# Problem to work on:
Return all lines that include the string "text".

-=-=-=-=-

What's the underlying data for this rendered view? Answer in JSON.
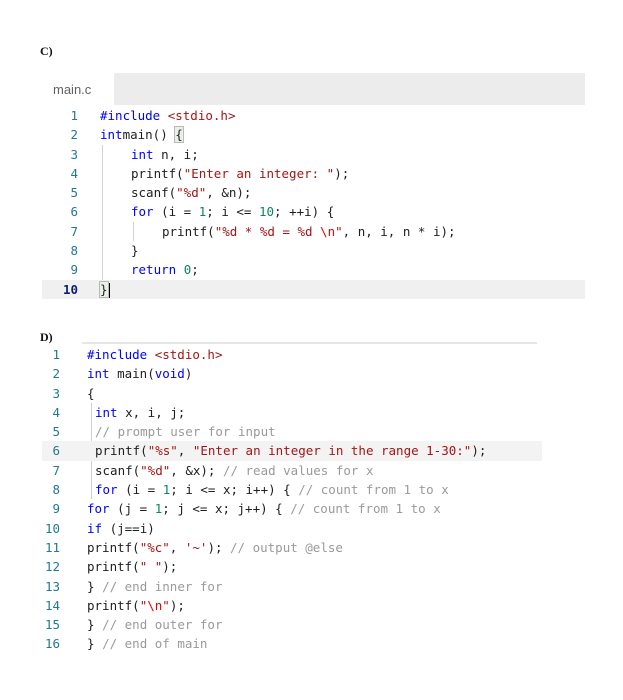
{
  "section_c": {
    "label": "C)",
    "tab": "main.c",
    "lines": [
      {
        "num": "1",
        "tokens": [
          [
            "pp",
            "#include "
          ],
          [
            "s",
            "<stdio.h>"
          ]
        ]
      },
      {
        "num": "2",
        "tokens": [
          [
            "k",
            "int"
          ],
          [
            "",
            "main() "
          ],
          [
            "brace",
            "{"
          ]
        ]
      },
      {
        "num": "3",
        "indent": 1,
        "tokens": [
          [
            "k",
            "int"
          ],
          [
            "",
            " n, i;"
          ]
        ]
      },
      {
        "num": "4",
        "indent": 1,
        "tokens": [
          [
            "",
            "printf("
          ],
          [
            "s",
            "\"Enter an integer: \""
          ],
          [
            "",
            ");"
          ]
        ]
      },
      {
        "num": "5",
        "indent": 1,
        "tokens": [
          [
            "",
            "scanf("
          ],
          [
            "s",
            "\"%d\""
          ],
          [
            "",
            ", &n);"
          ]
        ]
      },
      {
        "num": "6",
        "indent": 1,
        "tokens": [
          [
            "k",
            "for"
          ],
          [
            "",
            " (i = "
          ],
          [
            "n",
            "1"
          ],
          [
            "",
            "; i <= "
          ],
          [
            "n",
            "10"
          ],
          [
            "",
            "; ++i) {"
          ]
        ]
      },
      {
        "num": "7",
        "indent": 2,
        "tokens": [
          [
            "",
            "printf("
          ],
          [
            "s",
            "\"%d * %d = %d "
          ],
          [
            "esc",
            "\\n"
          ],
          [
            "s",
            "\""
          ],
          [
            "",
            ", n, i, n * i);"
          ]
        ]
      },
      {
        "num": "8",
        "indent": 1,
        "tokens": [
          [
            "",
            "}"
          ]
        ]
      },
      {
        "num": "9",
        "indent": 1,
        "tokens": [
          [
            "k",
            "return"
          ],
          [
            "",
            " "
          ],
          [
            "n",
            "0"
          ],
          [
            "",
            ";"
          ]
        ]
      },
      {
        "num": "10",
        "active": true,
        "tokens": [
          [
            "brace",
            "}"
          ],
          [
            "cursor",
            ""
          ]
        ]
      }
    ]
  },
  "section_d": {
    "label": "D)",
    "lines": [
      {
        "num": "1",
        "tokens": [
          [
            "pp",
            "#include "
          ],
          [
            "s",
            "<stdio.h>"
          ]
        ]
      },
      {
        "num": "2",
        "tokens": [
          [
            "k",
            "int"
          ],
          [
            "",
            " main("
          ],
          [
            "k",
            "void"
          ],
          [
            "",
            ")"
          ]
        ]
      },
      {
        "num": "3",
        "tokens": [
          [
            "",
            "{"
          ]
        ]
      },
      {
        "num": "4",
        "pad": 1,
        "tokens": [
          [
            "k",
            "int"
          ],
          [
            "",
            " x, i, j;"
          ]
        ]
      },
      {
        "num": "5",
        "pad": 1,
        "tokens": [
          [
            "cm",
            "// prompt user for input"
          ]
        ]
      },
      {
        "num": "6",
        "pad": 1,
        "active": true,
        "tokens": [
          [
            "",
            "printf("
          ],
          [
            "s",
            "\"%s\""
          ],
          [
            "",
            ", "
          ],
          [
            "s",
            "\"Enter an integer in the range 1-30:\""
          ],
          [
            "",
            ");"
          ]
        ]
      },
      {
        "num": "7",
        "pad": 1,
        "tokens": [
          [
            "",
            "scanf("
          ],
          [
            "s",
            "\"%d\""
          ],
          [
            "",
            ", &x); "
          ],
          [
            "cm",
            "// read values for x"
          ]
        ]
      },
      {
        "num": "8",
        "pad": 1,
        "tokens": [
          [
            "k",
            "for"
          ],
          [
            "",
            " (i = "
          ],
          [
            "n",
            "1"
          ],
          [
            "",
            "; i <= x; i++) { "
          ],
          [
            "cm",
            "// count from 1 to x"
          ]
        ]
      },
      {
        "num": "9",
        "tokens": [
          [
            "k",
            "for"
          ],
          [
            "",
            " (j = "
          ],
          [
            "n",
            "1"
          ],
          [
            "",
            "; j <= x; j++) { "
          ],
          [
            "cm",
            "// count from 1 to x"
          ]
        ]
      },
      {
        "num": "10",
        "tokens": [
          [
            "k",
            "if"
          ],
          [
            "",
            " (j==i)"
          ]
        ]
      },
      {
        "num": "11",
        "tokens": [
          [
            "",
            "printf("
          ],
          [
            "s",
            "\"%c\""
          ],
          [
            "",
            ", "
          ],
          [
            "s",
            "'~'"
          ],
          [
            "",
            "); "
          ],
          [
            "cm",
            "// output @else"
          ]
        ]
      },
      {
        "num": "12",
        "tokens": [
          [
            "",
            "printf("
          ],
          [
            "s",
            "\" \""
          ],
          [
            "",
            ");"
          ]
        ]
      },
      {
        "num": "13",
        "tokens": [
          [
            "",
            "} "
          ],
          [
            "cm",
            "// end inner for"
          ]
        ]
      },
      {
        "num": "14",
        "tokens": [
          [
            "",
            "printf("
          ],
          [
            "s",
            "\""
          ],
          [
            "esc",
            "\\n"
          ],
          [
            "s",
            "\""
          ],
          [
            "",
            ");"
          ]
        ]
      },
      {
        "num": "15",
        "tokens": [
          [
            "",
            "} "
          ],
          [
            "cm",
            "// end outer for"
          ]
        ]
      },
      {
        "num": "16",
        "tokens": [
          [
            "",
            "} "
          ],
          [
            "cm",
            "// end of main"
          ]
        ]
      }
    ]
  }
}
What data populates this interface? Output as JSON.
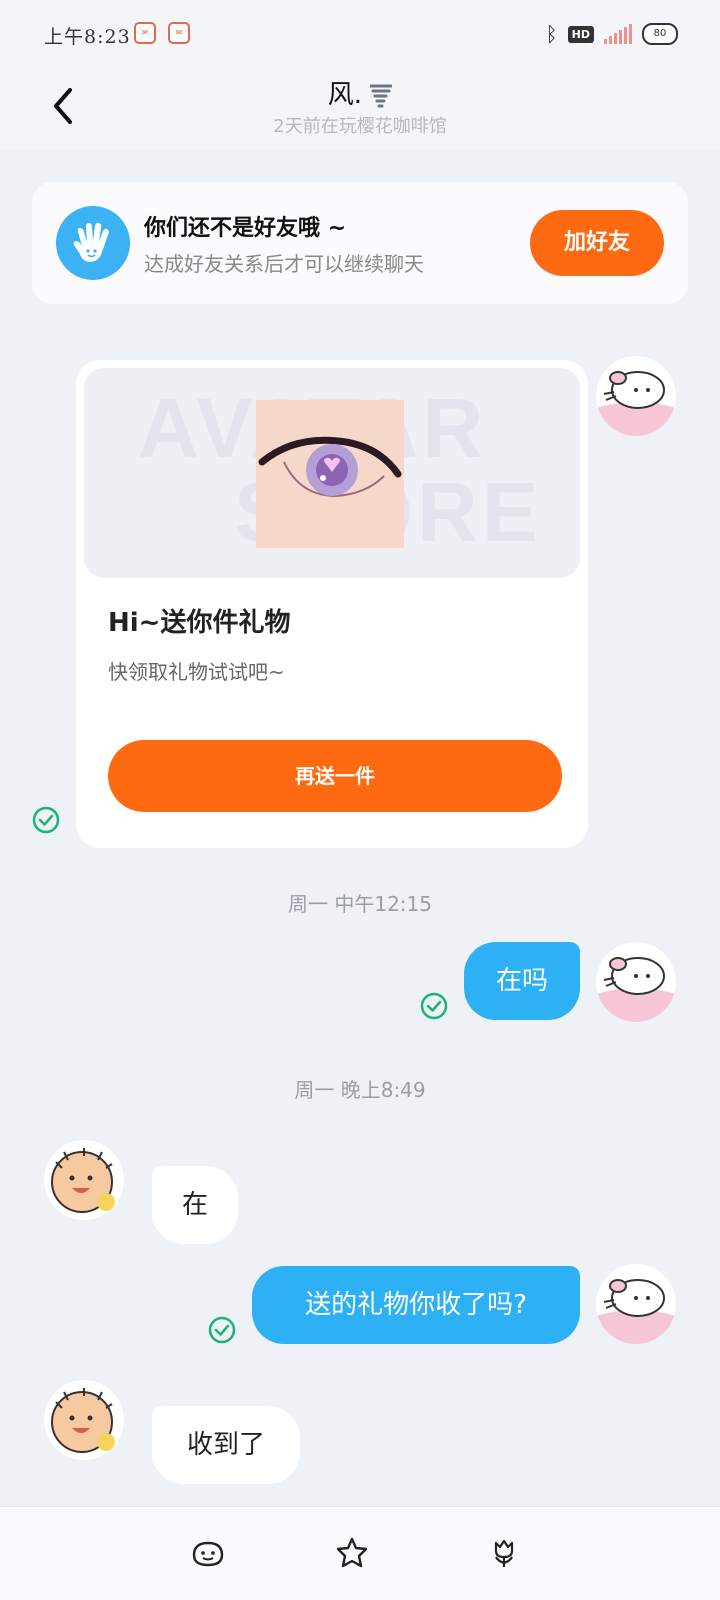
{
  "status_bar": {
    "time": "上午8:23",
    "hd_label": "HD",
    "battery_label": "80"
  },
  "header": {
    "title": "风.",
    "subtitle": "2天前在玩樱花咖啡馆"
  },
  "friend_banner": {
    "title": "你们还不是好友哦 ~",
    "subtitle": "达成好友关系后才可以继续聊天",
    "add_button_label": "加好友"
  },
  "gift_card": {
    "watermark_line1": "AVATAR",
    "watermark_line2": "STORE",
    "title": "Hi~送你件礼物",
    "description": "快领取礼物试试吧~",
    "button_label": "再送一件"
  },
  "timestamps": [
    "周一 中午12:15",
    "周一 晚上8:49"
  ],
  "messages": [
    {
      "direction": "out",
      "text": "在吗"
    },
    {
      "direction": "in",
      "text": "在"
    },
    {
      "direction": "out",
      "text": "送的礼物你收了吗?"
    },
    {
      "direction": "in",
      "text": "收到了"
    }
  ],
  "bottom_bar": {
    "icons": [
      "emoji-icon",
      "star-icon",
      "flower-icon"
    ]
  },
  "colors": {
    "accent_orange": "#fe6a12",
    "bubble_blue": "#2db1f4",
    "check_green": "#19b374",
    "background": "#eef1f6"
  }
}
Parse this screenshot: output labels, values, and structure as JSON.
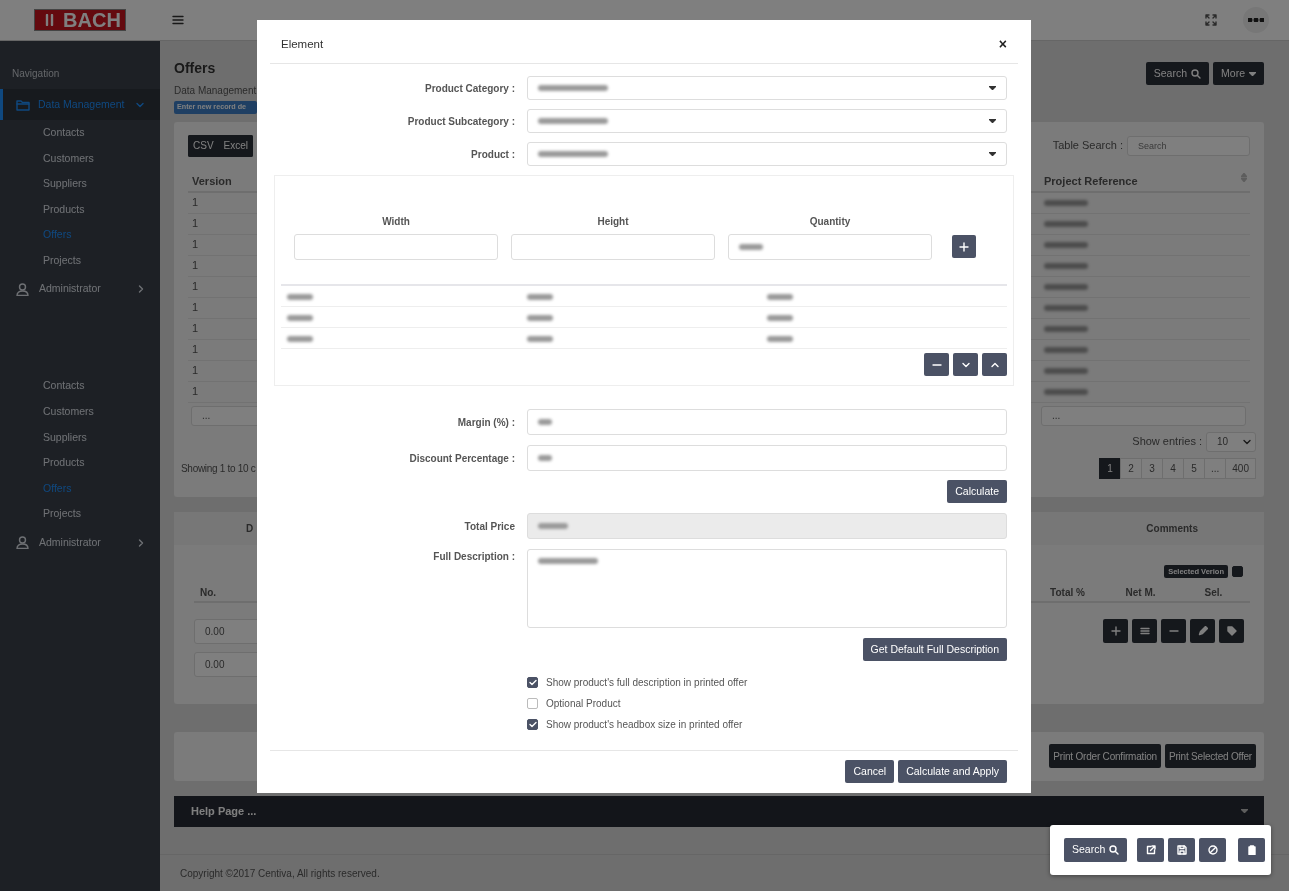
{
  "header": {
    "logo": "BACH"
  },
  "sidebar": {
    "heading": "Navigation",
    "blocks": [
      {
        "items": [
          {
            "label": "Data Management",
            "kind": "group",
            "expanded": true,
            "selected": true
          },
          {
            "label": "Contacts",
            "kind": "link",
            "selected": false
          },
          {
            "label": "Customers",
            "kind": "link",
            "selected": false
          },
          {
            "label": "Suppliers",
            "kind": "link",
            "selected": false
          },
          {
            "label": "Products",
            "kind": "link",
            "selected": false
          },
          {
            "label": "Offers",
            "kind": "link",
            "selected": true
          },
          {
            "label": "Projects",
            "kind": "link",
            "selected": false
          },
          {
            "label": "Administrator",
            "kind": "group",
            "expanded": false,
            "selected": false
          }
        ]
      },
      {
        "items": [
          {
            "label": "Contacts",
            "kind": "link",
            "selected": false
          },
          {
            "label": "Customers",
            "kind": "link",
            "selected": false
          },
          {
            "label": "Suppliers",
            "kind": "link",
            "selected": false
          },
          {
            "label": "Products",
            "kind": "link",
            "selected": false
          },
          {
            "label": "Offers",
            "kind": "link",
            "selected": true
          },
          {
            "label": "Projects",
            "kind": "link",
            "selected": false
          },
          {
            "label": "Administrator",
            "kind": "group",
            "expanded": false,
            "selected": false
          }
        ]
      }
    ]
  },
  "page": {
    "title": "Offers",
    "breadcrumb": "Data Management",
    "badge": "Enter new record de",
    "buttons": [
      {
        "label": "Search",
        "kind": "search"
      },
      {
        "label": "More",
        "kind": "dropdown"
      }
    ]
  },
  "records_table": {
    "export_buttons": [
      "CSV",
      "Excel"
    ],
    "search_label": "Table Search :",
    "search_placeholder": "Search",
    "columns": [
      "Version",
      "Project Reference"
    ],
    "rows": [
      {
        "version": "1",
        "reference_redacted": true
      },
      {
        "version": "1",
        "reference_redacted": true
      },
      {
        "version": "1",
        "reference_redacted": true
      },
      {
        "version": "1",
        "reference_redacted": true
      },
      {
        "version": "1",
        "reference_redacted": true
      },
      {
        "version": "1",
        "reference_redacted": true
      },
      {
        "version": "1",
        "reference_redacted": true
      },
      {
        "version": "1",
        "reference_redacted": true
      },
      {
        "version": "1",
        "reference_redacted": true
      },
      {
        "version": "1",
        "reference_redacted": true
      }
    ],
    "filters": [
      "...",
      "..."
    ],
    "info": "Showing 1 to 10 c",
    "entries_label": "Show entries :",
    "entries_value": "10",
    "pages": [
      {
        "label": "1",
        "selected": true
      },
      {
        "label": "2",
        "selected": false
      },
      {
        "label": "3",
        "selected": false
      },
      {
        "label": "4",
        "selected": false
      },
      {
        "label": "5",
        "selected": false
      },
      {
        "label": "...",
        "selected": false
      },
      {
        "label": "400",
        "selected": false
      }
    ]
  },
  "versions_panel": {
    "tab_left": "D",
    "tab_right": "Comments",
    "selected_version": {
      "label": "Selected Verion",
      "checked": false
    },
    "columns": [
      "No.",
      "Total %",
      "Net M.",
      "Sel."
    ],
    "inputs": [
      "0.00",
      "0.00"
    ],
    "action_buttons": [
      {
        "kind": "add"
      },
      {
        "kind": "list"
      },
      {
        "kind": "remove"
      },
      {
        "kind": "edit"
      },
      {
        "kind": "tag"
      }
    ]
  },
  "print_buttons": [
    "Print Order Confirmation",
    "Print Selected Offer"
  ],
  "help": {
    "label": "Help Page ..."
  },
  "footer": "Copyright ©2017 Centiva, All rights reserved.",
  "floating_toolbar": {
    "search_label": "Search",
    "buttons": [
      {
        "kind": "open"
      },
      {
        "kind": "save"
      },
      {
        "kind": "cancel"
      },
      {
        "kind": "clipboard"
      }
    ]
  },
  "modal": {
    "title": "Element",
    "close": "×",
    "selects": [
      {
        "label": "Product Category :",
        "value_redacted": true
      },
      {
        "label": "Product Subcategory :",
        "value_redacted": true
      },
      {
        "label": "Product :",
        "value_redacted": true
      }
    ],
    "dimensions": {
      "columns": [
        "Width",
        "Height",
        "Quantity"
      ],
      "inputs": [
        {
          "value_redacted": false
        },
        {
          "value_redacted": false
        },
        {
          "value_redacted": true
        }
      ],
      "rows": [
        {
          "width_redacted": true,
          "height_redacted": true,
          "quantity_redacted": true
        },
        {
          "width_redacted": true,
          "height_redacted": true,
          "quantity_redacted": true
        },
        {
          "width_redacted": true,
          "height_redacted": true,
          "quantity_redacted": true
        }
      ],
      "row_buttons": [
        {
          "kind": "remove"
        },
        {
          "kind": "down"
        },
        {
          "kind": "up"
        }
      ]
    },
    "inputs": [
      {
        "label": "Margin (%) :",
        "value_redacted": true
      },
      {
        "label": "Discount Percentage :",
        "value_redacted": true
      }
    ],
    "calculate": "Calculate",
    "total": {
      "label": "Total Price",
      "value_redacted": true,
      "disabled": true
    },
    "description": {
      "label": "Full Description :",
      "value_redacted": true
    },
    "default_button": "Get Default Full Description",
    "options": [
      {
        "label": "Show product's full description in printed offer",
        "checked": true
      },
      {
        "label": "Optional Product",
        "checked": false
      },
      {
        "label": "Show product's headbox size in printed offer",
        "checked": true
      }
    ],
    "footer_buttons": [
      "Cancel",
      "Calculate and Apply"
    ]
  }
}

-=-=-=-=-

# Exercise solution:
      "text": "在吗"
      "text": "在"
      "text": "送的礼物你收了吗?"
      "text": "收到了"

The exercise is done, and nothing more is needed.